## The task
Skip the pictures and extract all of the lines exactly as written.

## Task input

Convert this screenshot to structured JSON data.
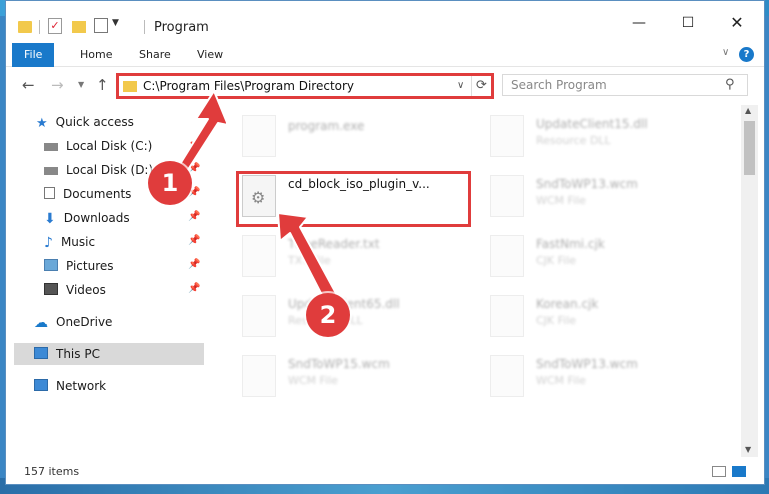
{
  "window": {
    "title": "Program",
    "controls": {
      "minimize": "—",
      "maximize": "☐",
      "close": "✕"
    }
  },
  "ribbon": {
    "tabs": [
      "File",
      "Home",
      "Share",
      "View"
    ]
  },
  "address": {
    "path": "C:\\Program Files\\Program Directory",
    "search_placeholder": "Search Program"
  },
  "nav": {
    "quick_access": "Quick access",
    "pinned": [
      {
        "label": "Local Disk (C:)",
        "icon": "drive-icon"
      },
      {
        "label": "Local Disk (D:)",
        "icon": "drive-icon"
      },
      {
        "label": "Documents",
        "icon": "documents-icon"
      },
      {
        "label": "Downloads",
        "icon": "downloads-icon"
      },
      {
        "label": "Music",
        "icon": "music-icon"
      },
      {
        "label": "Pictures",
        "icon": "pictures-icon"
      },
      {
        "label": "Videos",
        "icon": "videos-icon"
      }
    ],
    "onedrive": "OneDrive",
    "this_pc": "This PC",
    "network": "Network"
  },
  "files": {
    "highlighted": {
      "name": "cd_block_iso_plugin_v...",
      "type": ""
    },
    "left_column": [
      {
        "name": "program.exe",
        "type": ""
      },
      {
        "name": "TfineReader.txt",
        "type": "TXT File"
      },
      {
        "name": "UpdateClient65.dll",
        "type": "Resource DLL"
      },
      {
        "name": "SndToWP15.wcm",
        "type": "WCM File"
      }
    ],
    "right_column": [
      {
        "name": "UpdateClient15.dll",
        "type": "Resource DLL"
      },
      {
        "name": "SndToWP13.wcm",
        "type": "WCM File"
      },
      {
        "name": "FastNmi.cjk",
        "type": "CJK File"
      },
      {
        "name": "Korean.cjk",
        "type": "CJK File"
      },
      {
        "name": "SndToWP13.wcm",
        "type": "WCM File"
      }
    ]
  },
  "status": {
    "count": "157 items"
  },
  "annotations": {
    "step1": "1",
    "step2": "2",
    "color": "#e03c3c"
  }
}
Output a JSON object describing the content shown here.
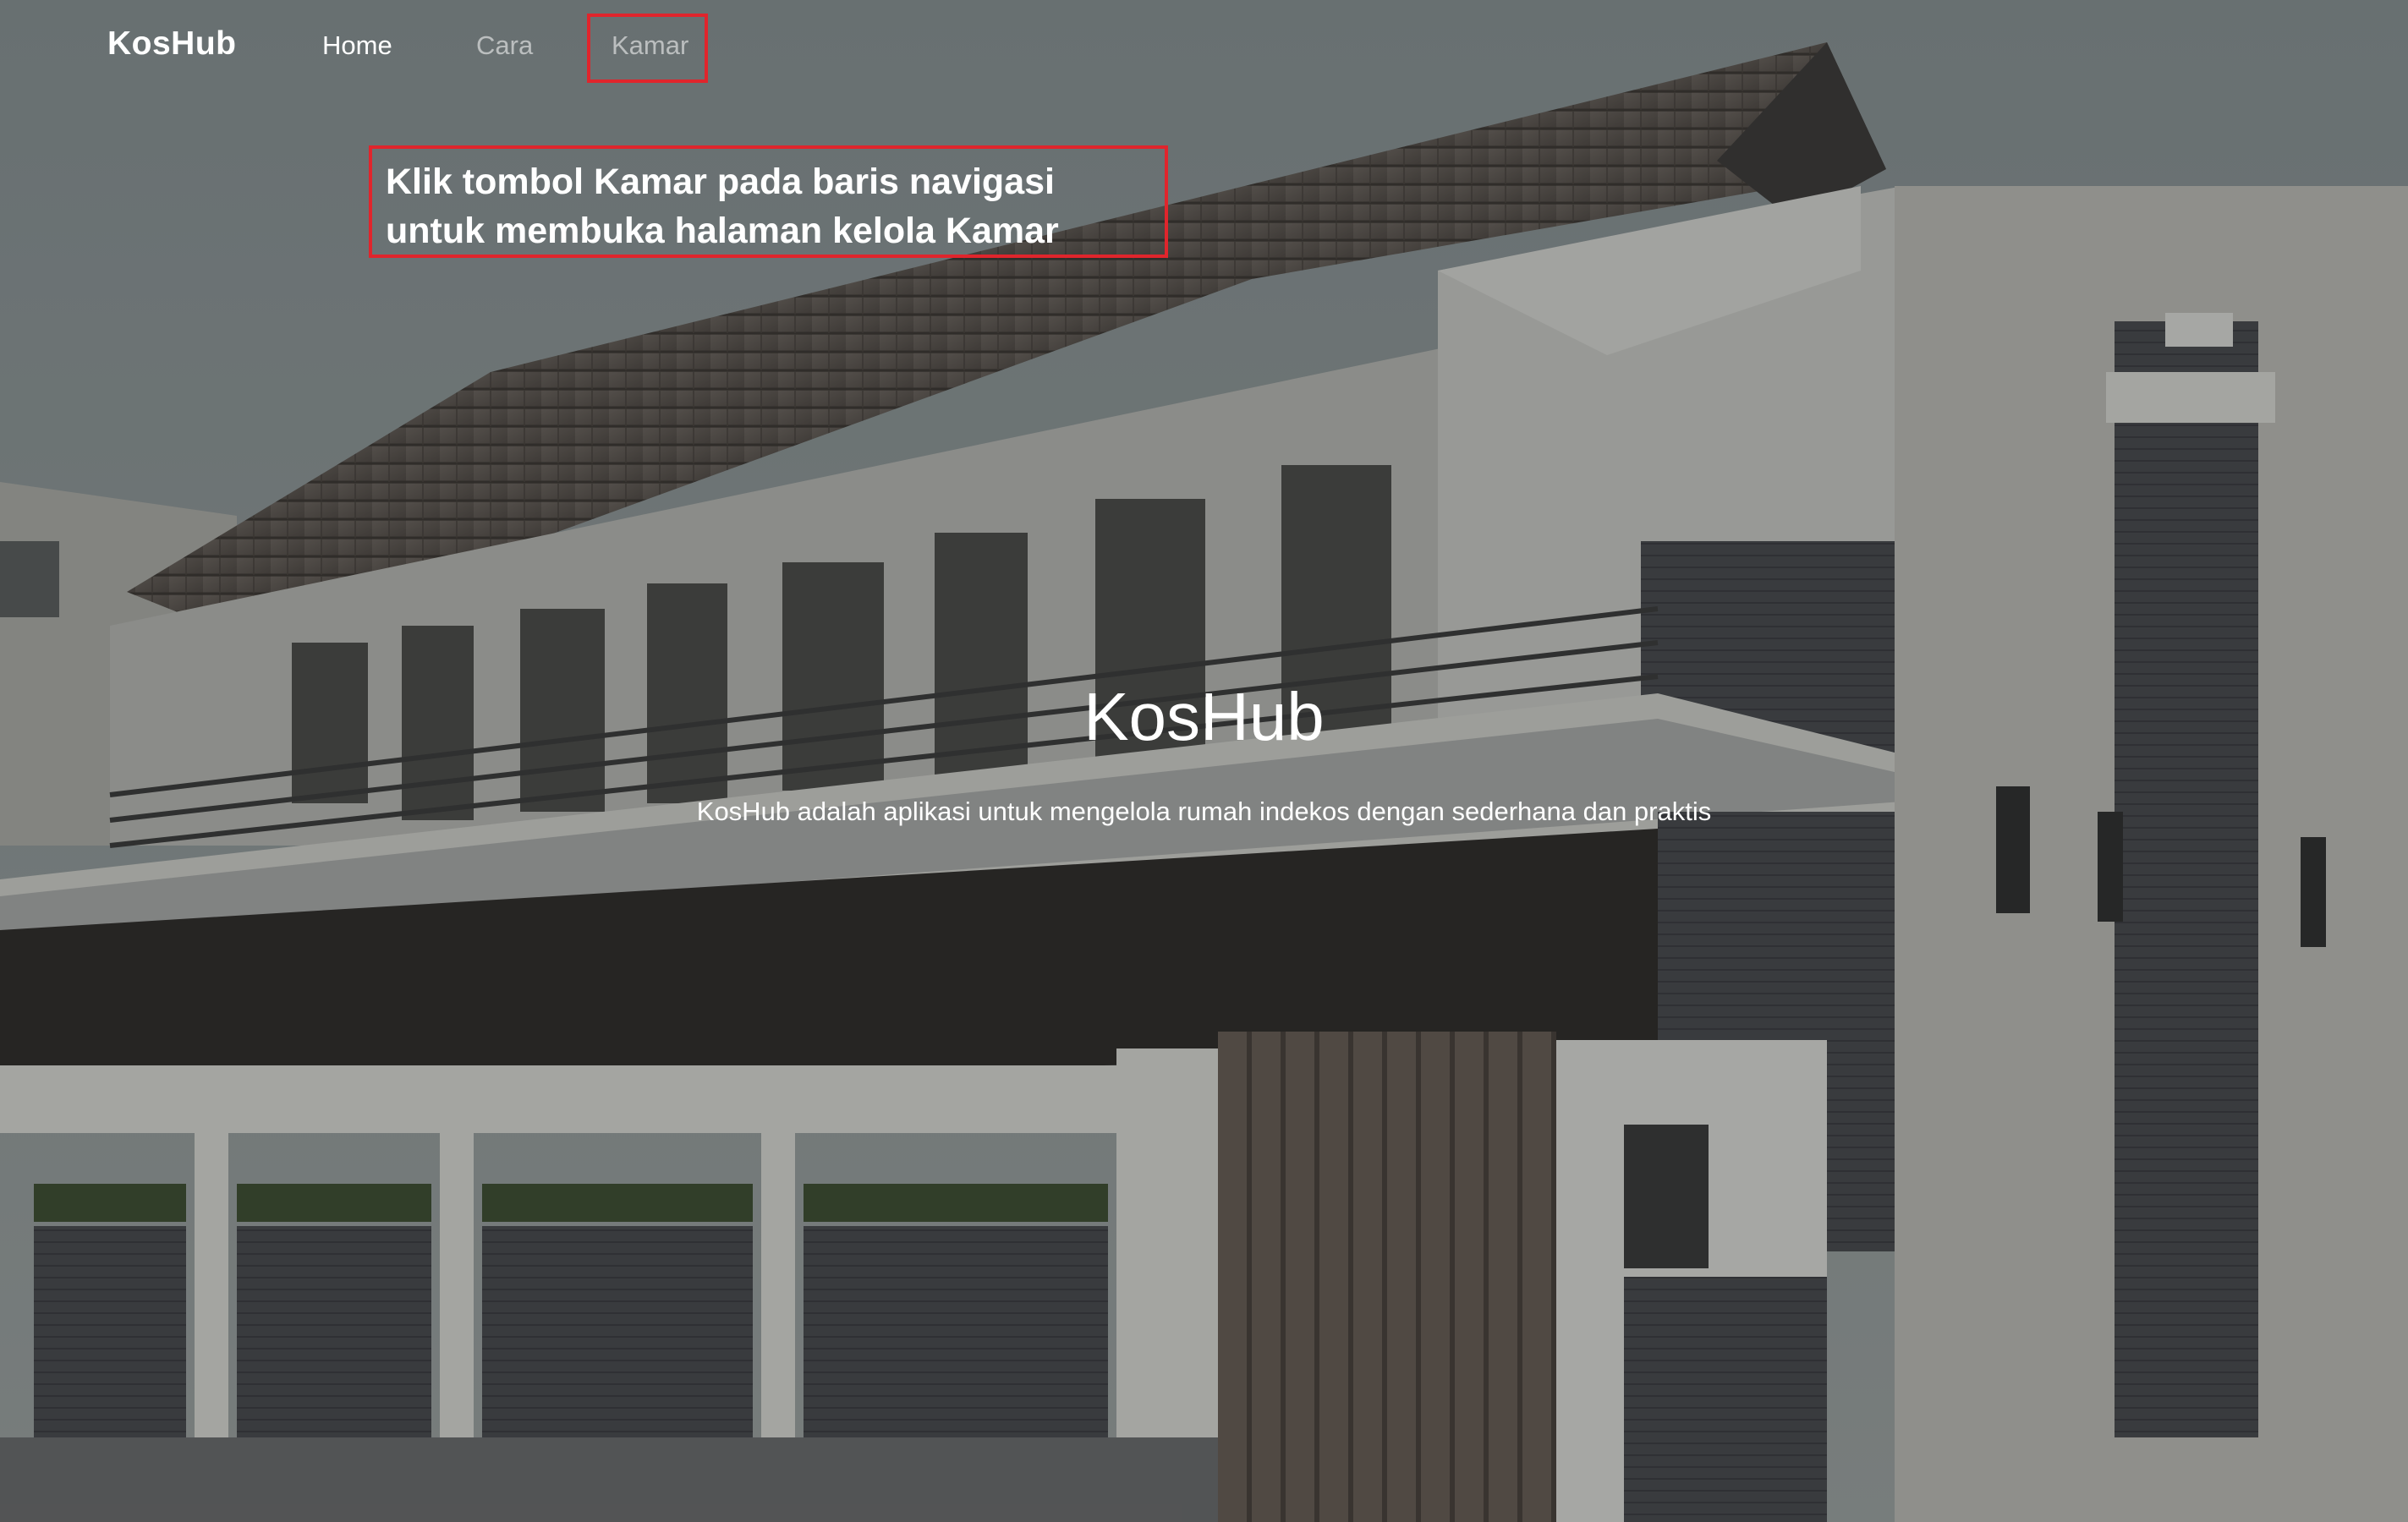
{
  "navbar": {
    "brand": "KosHub",
    "items": [
      {
        "label": "Home",
        "state": "active"
      },
      {
        "label": "Cara",
        "state": "inactive"
      },
      {
        "label": "Kamar",
        "state": "inactive",
        "highlighted": true
      }
    ]
  },
  "annotation": {
    "callout_text": "Klik tombol Kamar pada baris navigasi untuk membuka halaman kelola Kamar",
    "highlight_color": "#e0252c"
  },
  "hero": {
    "title": "KosHub",
    "subtitle": "KosHub adalah aplikasi untuk mengelola rumah indekos dengan sederhana dan praktis"
  },
  "colors": {
    "text": "#ffffff",
    "muted_nav": "rgba(255,255,255,0.55)"
  }
}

## Result for this exercise
Convert this screenshot to structured JSON data.
{
  "window": {
    "title": "Program",
    "controls": {
      "minimize": "—",
      "maximize": "☐",
      "close": "✕"
    }
  },
  "ribbon": {
    "tabs": [
      "File",
      "Home",
      "Share",
      "View"
    ]
  },
  "address": {
    "path": "C:\\Program Files\\Program Directory",
    "search_placeholder": "Search Program"
  },
  "nav": {
    "quick_access": "Quick access",
    "pinned": [
      {
        "label": "Local Disk (C:)",
        "icon": "drive-icon"
      },
      {
        "label": "Local Disk (D:)",
        "icon": "drive-icon"
      },
      {
        "label": "Documents",
        "icon": "documents-icon"
      },
      {
        "label": "Downloads",
        "icon": "downloads-icon"
      },
      {
        "label": "Music",
        "icon": "music-icon"
      },
      {
        "label": "Pictures",
        "icon": "pictures-icon"
      },
      {
        "label": "Videos",
        "icon": "videos-icon"
      }
    ],
    "onedrive": "OneDrive",
    "this_pc": "This PC",
    "network": "Network"
  },
  "files": {
    "highlighted": {
      "name": "cd_block_iso_plugin_v...",
      "type": ""
    },
    "left_column": [
      {
        "name": "program.exe",
        "type": ""
      },
      {
        "name": "TfineReader.txt",
        "type": "TXT File"
      },
      {
        "name": "UpdateClient65.dll",
        "type": "Resource DLL"
      },
      {
        "name": "SndToWP15.wcm",
        "type": "WCM File"
      }
    ],
    "right_column": [
      {
        "name": "UpdateClient15.dll",
        "type": "Resource DLL"
      },
      {
        "name": "SndToWP13.wcm",
        "type": "WCM File"
      },
      {
        "name": "FastNmi.cjk",
        "type": "CJK File"
      },
      {
        "name": "Korean.cjk",
        "type": "CJK File"
      },
      {
        "name": "SndToWP13.wcm",
        "type": "WCM File"
      }
    ]
  },
  "status": {
    "count": "157 items"
  },
  "annotations": {
    "step1": "1",
    "step2": "2",
    "color": "#e03c3c"
  }
}
Output a JSON object describing the content shown here.
{
  "navbar": {
    "brand": "KosHub",
    "items": [
      {
        "label": "Home",
        "state": "active"
      },
      {
        "label": "Cara",
        "state": "inactive"
      },
      {
        "label": "Kamar",
        "state": "inactive",
        "highlighted": true
      }
    ]
  },
  "annotation": {
    "callout_text": "Klik tombol Kamar pada baris navigasi untuk membuka halaman kelola Kamar",
    "highlight_color": "#e0252c"
  },
  "hero": {
    "title": "KosHub",
    "subtitle": "KosHub adalah aplikasi untuk mengelola rumah indekos dengan sederhana dan praktis"
  },
  "colors": {
    "text": "#ffffff",
    "muted_nav": "rgba(255,255,255,0.55)"
  }
}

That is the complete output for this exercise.